Items from a data source

--------------------------------------------------

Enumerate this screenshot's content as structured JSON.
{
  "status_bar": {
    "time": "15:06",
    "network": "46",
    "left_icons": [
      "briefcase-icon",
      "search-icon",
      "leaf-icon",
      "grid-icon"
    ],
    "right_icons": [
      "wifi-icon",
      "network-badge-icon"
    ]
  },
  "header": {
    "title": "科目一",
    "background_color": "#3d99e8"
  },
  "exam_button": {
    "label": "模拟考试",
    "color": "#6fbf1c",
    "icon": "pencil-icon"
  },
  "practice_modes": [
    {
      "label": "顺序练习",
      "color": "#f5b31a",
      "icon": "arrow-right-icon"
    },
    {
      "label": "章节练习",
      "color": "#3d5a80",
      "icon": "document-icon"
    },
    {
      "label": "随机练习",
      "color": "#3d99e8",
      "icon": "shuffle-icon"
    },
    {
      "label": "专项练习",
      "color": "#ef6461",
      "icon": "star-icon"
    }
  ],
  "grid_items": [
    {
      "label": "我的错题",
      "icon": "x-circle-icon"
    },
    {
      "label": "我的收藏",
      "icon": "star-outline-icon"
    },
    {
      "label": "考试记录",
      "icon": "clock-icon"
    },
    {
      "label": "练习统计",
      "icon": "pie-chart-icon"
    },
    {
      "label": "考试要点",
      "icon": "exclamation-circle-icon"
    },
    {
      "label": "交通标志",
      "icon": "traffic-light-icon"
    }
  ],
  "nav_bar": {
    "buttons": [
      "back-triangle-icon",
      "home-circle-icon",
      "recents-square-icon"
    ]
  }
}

--------------------------------------------------

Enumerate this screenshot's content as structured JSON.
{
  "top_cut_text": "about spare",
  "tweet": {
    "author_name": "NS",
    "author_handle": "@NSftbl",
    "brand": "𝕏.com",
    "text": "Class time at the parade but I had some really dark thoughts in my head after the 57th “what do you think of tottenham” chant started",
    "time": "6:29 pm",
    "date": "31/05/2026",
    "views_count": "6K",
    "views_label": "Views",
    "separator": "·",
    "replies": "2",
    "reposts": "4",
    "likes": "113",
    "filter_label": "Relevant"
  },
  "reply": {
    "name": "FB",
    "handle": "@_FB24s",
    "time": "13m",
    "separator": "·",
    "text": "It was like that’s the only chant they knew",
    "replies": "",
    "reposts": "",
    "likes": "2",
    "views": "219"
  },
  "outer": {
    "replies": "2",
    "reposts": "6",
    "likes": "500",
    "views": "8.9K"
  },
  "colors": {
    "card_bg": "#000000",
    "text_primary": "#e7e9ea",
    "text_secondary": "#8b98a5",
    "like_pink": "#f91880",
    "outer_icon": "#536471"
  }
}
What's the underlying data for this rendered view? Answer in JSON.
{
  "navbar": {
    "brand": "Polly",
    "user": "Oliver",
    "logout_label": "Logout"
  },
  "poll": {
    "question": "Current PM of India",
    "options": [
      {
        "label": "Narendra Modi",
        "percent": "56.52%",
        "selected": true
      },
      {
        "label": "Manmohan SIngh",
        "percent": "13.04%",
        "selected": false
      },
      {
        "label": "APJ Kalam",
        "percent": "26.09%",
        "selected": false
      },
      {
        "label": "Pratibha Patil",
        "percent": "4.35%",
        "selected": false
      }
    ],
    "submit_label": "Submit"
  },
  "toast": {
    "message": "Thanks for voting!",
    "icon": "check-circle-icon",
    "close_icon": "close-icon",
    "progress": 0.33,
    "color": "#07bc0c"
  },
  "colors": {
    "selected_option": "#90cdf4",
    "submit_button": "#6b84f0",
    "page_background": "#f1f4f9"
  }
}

--------------------------------------------------

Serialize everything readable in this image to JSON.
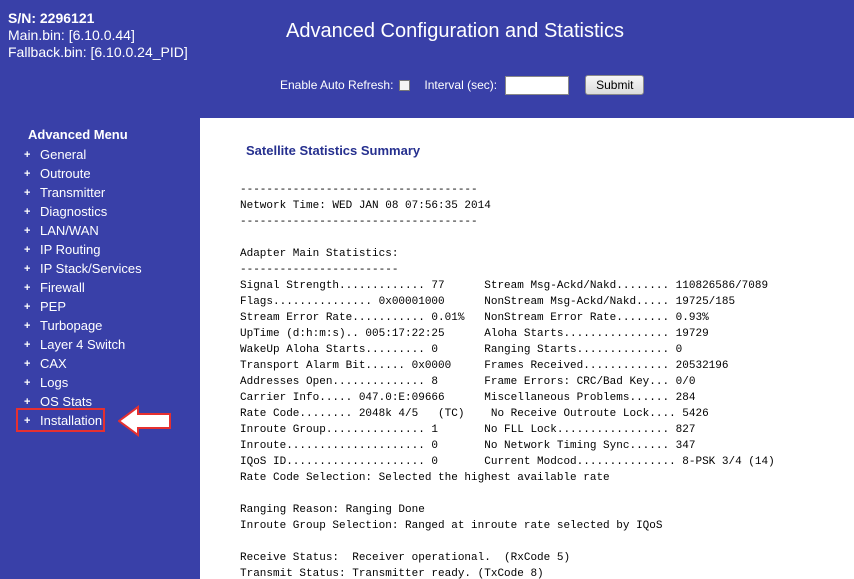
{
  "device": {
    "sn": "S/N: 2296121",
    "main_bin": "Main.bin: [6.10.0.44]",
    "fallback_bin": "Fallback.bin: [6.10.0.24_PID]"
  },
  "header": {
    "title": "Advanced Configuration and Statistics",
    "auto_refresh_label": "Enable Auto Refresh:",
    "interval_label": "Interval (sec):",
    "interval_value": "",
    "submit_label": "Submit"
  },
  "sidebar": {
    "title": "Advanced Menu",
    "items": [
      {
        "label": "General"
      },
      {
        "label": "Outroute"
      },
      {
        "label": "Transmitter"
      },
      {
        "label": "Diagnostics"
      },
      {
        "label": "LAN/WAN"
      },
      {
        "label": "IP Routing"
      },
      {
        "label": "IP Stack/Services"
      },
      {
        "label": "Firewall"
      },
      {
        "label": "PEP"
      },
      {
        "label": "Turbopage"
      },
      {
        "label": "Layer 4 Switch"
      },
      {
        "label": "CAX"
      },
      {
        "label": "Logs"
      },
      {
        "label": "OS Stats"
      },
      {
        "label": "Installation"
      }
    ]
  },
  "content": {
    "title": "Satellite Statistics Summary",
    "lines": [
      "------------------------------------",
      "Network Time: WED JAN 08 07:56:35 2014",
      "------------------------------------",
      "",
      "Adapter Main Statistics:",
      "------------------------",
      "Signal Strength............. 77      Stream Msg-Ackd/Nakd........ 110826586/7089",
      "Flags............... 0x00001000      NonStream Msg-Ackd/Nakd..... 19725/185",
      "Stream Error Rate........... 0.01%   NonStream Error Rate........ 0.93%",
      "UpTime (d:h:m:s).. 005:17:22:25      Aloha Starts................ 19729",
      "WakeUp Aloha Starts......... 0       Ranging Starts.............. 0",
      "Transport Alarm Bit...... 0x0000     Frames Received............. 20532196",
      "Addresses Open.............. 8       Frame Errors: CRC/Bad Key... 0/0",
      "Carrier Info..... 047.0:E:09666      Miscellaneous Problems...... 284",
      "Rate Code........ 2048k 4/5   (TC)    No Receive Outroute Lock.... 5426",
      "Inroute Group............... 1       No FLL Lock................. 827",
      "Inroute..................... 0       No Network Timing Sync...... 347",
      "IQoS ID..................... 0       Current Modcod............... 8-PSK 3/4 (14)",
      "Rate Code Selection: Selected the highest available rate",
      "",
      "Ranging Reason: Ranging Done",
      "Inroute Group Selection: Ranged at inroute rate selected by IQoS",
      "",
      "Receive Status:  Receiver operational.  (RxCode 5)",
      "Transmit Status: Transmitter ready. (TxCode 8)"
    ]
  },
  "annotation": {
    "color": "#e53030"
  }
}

--------------------------------------------------

▶ [To do] Extract all lines from the material above that include the word "this".

▶ [Output of the task]
Enumerate this screenshot's content as structured JSON.
Enumerate this screenshot's content as structured JSON.
What's the underlying data for this rendered view? Answer in JSON.
Serialize everything readable in this image to JSON.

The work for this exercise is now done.